__SUPPLIED MATERIAL__:
──────

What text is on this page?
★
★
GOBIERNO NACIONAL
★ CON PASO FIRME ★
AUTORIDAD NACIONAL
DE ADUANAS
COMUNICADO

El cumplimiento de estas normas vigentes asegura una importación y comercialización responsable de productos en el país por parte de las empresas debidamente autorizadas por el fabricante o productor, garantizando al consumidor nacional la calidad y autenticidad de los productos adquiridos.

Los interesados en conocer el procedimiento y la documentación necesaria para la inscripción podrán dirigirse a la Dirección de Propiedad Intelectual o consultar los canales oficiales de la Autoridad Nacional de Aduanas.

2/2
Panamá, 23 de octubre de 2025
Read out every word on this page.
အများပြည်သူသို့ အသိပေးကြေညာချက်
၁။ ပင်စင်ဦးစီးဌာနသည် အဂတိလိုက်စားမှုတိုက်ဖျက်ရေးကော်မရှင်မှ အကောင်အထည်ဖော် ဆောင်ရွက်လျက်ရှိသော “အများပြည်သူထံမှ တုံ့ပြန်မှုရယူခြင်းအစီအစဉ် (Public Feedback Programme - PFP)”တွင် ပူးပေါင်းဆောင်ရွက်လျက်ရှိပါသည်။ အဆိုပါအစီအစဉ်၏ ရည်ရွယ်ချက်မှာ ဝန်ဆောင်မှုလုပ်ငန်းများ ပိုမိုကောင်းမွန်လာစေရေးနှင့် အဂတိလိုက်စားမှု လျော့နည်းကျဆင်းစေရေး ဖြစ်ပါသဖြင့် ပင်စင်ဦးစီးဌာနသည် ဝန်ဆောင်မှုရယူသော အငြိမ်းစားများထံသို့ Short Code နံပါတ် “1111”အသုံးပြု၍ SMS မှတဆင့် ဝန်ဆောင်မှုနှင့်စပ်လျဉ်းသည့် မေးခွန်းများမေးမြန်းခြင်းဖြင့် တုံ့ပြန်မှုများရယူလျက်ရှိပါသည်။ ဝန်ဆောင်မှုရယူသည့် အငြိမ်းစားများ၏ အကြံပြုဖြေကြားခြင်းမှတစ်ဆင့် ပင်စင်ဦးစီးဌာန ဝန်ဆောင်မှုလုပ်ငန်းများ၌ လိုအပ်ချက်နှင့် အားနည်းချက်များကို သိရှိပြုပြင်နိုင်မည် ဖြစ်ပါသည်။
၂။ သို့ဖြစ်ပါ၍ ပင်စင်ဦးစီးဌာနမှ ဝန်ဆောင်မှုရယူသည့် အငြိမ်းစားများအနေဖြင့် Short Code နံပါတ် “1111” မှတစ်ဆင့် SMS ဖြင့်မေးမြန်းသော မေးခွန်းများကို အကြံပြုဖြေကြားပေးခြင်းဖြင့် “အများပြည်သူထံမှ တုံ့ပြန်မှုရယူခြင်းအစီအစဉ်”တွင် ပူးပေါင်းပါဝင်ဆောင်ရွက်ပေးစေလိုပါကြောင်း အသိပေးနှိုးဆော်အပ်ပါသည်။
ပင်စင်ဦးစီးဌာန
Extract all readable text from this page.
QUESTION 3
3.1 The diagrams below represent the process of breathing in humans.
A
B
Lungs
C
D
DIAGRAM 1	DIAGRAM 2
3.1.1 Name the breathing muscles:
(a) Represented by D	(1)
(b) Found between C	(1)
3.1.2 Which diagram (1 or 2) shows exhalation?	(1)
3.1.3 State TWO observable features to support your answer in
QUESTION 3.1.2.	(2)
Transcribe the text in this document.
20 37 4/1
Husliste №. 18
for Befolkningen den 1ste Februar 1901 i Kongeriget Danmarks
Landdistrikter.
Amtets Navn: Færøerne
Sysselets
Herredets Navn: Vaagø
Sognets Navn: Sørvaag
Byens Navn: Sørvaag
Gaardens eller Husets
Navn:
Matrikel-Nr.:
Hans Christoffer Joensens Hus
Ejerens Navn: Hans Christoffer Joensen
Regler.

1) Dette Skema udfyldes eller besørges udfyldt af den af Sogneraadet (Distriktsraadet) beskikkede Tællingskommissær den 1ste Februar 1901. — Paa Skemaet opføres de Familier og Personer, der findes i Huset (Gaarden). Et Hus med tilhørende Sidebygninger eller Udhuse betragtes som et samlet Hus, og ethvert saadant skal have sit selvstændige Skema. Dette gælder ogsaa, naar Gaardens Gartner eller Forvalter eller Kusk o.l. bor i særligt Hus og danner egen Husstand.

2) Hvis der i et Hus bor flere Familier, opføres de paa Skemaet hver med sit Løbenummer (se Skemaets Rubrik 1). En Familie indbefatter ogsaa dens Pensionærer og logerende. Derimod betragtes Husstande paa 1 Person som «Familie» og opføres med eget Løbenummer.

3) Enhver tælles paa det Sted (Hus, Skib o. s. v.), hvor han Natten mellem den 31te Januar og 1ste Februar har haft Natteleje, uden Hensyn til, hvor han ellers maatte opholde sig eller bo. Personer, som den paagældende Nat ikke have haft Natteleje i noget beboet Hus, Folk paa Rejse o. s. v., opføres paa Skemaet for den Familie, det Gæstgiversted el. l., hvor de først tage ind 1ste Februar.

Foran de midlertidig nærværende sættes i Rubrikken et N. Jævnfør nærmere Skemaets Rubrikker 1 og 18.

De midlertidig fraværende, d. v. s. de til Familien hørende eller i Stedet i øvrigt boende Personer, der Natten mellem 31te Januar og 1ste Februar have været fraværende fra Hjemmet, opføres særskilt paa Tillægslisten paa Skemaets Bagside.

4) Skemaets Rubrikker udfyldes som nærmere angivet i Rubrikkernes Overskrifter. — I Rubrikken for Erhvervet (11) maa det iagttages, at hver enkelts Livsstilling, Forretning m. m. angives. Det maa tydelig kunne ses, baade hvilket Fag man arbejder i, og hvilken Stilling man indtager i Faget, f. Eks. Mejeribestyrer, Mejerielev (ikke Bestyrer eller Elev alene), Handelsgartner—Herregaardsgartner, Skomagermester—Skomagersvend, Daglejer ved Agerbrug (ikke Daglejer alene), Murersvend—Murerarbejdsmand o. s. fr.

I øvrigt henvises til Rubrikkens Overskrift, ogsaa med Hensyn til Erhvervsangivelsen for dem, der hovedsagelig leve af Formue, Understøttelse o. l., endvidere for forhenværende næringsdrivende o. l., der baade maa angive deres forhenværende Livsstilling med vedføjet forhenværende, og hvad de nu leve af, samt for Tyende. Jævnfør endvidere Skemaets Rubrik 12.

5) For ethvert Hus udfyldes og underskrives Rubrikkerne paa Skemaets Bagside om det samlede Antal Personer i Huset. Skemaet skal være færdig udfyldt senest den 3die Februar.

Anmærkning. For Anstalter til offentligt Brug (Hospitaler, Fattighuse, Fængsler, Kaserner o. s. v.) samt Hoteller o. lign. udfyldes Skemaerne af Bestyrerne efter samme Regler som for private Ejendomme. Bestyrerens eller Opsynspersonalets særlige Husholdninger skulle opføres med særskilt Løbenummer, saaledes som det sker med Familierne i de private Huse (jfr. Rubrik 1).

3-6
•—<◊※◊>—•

──────

__PROBLEM__: The lines to collect are those holding the string "Sørvaag"; copy them all.

__SOLUTION__:
Sognets Navn: Sørvaag
Byens Navn: Sørvaag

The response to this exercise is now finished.